● **SOURCE DOCUMENT**
━━━

Mechanically adaptive thermoplastic polyurethane/cellulose nanocrystal composites: Process‐driven structure–property relationships

Abstract

ABSTRACTTo enable filament extrusion additive manufacturing of mechanically adaptive nanocomposites, the effect of melt extrusion on the tensile modulus and mechanical adaptiveness of cellulose nanocrystal (CNC)/thermoplastic polyurethane (TPU) composites was investigated. TPU (Texin RxT70A) was processed with 10 wt % CNC in multiple formats, including solvent‐cast films and melt extrusion‐produced filaments. CNC orientation is characterized by polarized Raman spectroscopy and small‐angle X‐ray scattering (SAXS) and found to be uniaxially oriented in extruded filaments, and randomly oriented in solvent‐cast films. Dynamic mechanical analysis results show the addition of 10 wt % CNC increases the pure TPU storage modulus from 10 to 60–70 MPa in the dry state for solvent‐cast and extruded nanocomposites. Following water saturation, all CNC‐containing samples reach a similar wet storage modulus of approximately 26 MPa, regardless of CNC orientation and thermal history. Fickian diffusion scaling factors (6.8 to 11.6) scale closely to the time‐dependent empirical scaling factors (4.9 to 7.2), confirming the rate of mechanical adaptivity is driven by water diffusion through sample thickness. Our results suggest that mechanical adaptivity is retained following processing, enabling use as a feedstock for extrusion‐based additive manufacturing of CNC/TPU composites for mechanically adaptive parts. © 2018 Wiley Periodicals, Inc. J. Appl. Polym. Sci. 2019, 136, 46992.

━━━

● **GIVEN ENTRIES**
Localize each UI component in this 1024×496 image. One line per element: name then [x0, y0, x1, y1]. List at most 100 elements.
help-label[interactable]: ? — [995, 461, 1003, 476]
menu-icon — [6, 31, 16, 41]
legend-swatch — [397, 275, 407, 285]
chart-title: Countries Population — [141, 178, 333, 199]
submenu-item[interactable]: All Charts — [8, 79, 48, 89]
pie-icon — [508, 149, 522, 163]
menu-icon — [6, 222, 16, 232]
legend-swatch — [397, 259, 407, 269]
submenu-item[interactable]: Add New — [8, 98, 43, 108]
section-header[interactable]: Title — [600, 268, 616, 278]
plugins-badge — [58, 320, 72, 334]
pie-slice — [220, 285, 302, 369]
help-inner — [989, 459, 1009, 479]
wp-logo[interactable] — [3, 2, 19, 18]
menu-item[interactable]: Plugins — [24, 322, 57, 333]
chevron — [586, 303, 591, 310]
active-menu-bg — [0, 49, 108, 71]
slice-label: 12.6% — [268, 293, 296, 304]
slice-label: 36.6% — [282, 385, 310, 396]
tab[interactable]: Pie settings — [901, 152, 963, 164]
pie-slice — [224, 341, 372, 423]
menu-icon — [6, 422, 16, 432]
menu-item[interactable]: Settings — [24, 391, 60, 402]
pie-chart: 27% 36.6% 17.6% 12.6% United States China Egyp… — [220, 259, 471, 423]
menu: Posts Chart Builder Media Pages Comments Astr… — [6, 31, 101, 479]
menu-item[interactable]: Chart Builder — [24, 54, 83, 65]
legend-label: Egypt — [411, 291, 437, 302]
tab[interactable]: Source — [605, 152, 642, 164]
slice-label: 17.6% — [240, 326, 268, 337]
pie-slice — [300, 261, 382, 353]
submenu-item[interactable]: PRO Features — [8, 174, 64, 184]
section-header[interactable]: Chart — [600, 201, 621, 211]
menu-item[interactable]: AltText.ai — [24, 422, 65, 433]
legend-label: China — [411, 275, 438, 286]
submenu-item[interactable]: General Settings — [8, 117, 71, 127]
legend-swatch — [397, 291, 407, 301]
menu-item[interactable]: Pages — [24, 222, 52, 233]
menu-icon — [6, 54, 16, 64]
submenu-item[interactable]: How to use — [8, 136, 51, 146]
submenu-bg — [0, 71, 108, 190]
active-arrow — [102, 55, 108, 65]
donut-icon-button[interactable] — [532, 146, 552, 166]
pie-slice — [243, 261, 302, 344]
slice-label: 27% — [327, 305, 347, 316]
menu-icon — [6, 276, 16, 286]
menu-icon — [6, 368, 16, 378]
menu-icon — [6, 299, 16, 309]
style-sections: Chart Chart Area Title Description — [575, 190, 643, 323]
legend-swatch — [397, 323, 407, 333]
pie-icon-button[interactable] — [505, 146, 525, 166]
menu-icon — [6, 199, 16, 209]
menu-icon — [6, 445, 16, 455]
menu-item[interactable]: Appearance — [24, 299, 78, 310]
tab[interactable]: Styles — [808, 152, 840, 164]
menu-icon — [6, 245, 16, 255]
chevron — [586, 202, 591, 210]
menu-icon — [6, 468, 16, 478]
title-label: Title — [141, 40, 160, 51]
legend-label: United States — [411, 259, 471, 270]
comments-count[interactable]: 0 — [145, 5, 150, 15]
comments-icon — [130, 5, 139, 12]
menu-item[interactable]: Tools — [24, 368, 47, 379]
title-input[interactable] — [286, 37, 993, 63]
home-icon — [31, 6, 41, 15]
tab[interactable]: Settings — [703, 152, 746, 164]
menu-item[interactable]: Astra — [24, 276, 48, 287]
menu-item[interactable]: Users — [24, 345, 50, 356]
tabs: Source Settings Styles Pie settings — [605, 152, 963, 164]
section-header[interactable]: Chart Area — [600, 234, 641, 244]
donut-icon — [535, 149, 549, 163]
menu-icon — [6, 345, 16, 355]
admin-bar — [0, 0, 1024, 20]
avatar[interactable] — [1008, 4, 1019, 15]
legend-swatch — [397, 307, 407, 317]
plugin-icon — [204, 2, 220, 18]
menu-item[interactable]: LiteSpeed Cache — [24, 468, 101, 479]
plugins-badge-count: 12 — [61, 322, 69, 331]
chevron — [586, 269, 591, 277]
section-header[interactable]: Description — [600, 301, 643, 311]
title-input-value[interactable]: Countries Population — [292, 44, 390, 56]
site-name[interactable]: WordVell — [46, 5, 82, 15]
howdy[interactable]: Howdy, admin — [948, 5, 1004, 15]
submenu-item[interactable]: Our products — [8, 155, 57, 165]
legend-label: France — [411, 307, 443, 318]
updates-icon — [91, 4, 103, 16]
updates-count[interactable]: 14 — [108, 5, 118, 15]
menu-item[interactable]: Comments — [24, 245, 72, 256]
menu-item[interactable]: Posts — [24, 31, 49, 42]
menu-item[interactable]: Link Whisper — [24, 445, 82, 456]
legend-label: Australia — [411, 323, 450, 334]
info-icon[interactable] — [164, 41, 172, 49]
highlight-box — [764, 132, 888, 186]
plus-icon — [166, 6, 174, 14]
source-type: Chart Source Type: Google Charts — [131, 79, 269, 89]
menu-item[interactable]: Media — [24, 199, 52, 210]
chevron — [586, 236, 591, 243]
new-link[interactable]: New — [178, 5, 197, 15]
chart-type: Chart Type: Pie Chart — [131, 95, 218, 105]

━━━

● **PROMPT**
Answer from the abstract on thermoplastic polyurethane/cellulose nanocrystal composites:
1. What percentage of CNC by weight was added to the TPU?
2. How were the CNCs oriented in the extruded filaments?
3. What wet storage modulus did all CNC-containing samples reach after water saturation?

● **RESULT**
1. 10 wt %
2. Uniaxially oriented
3. Approximately 26 MPa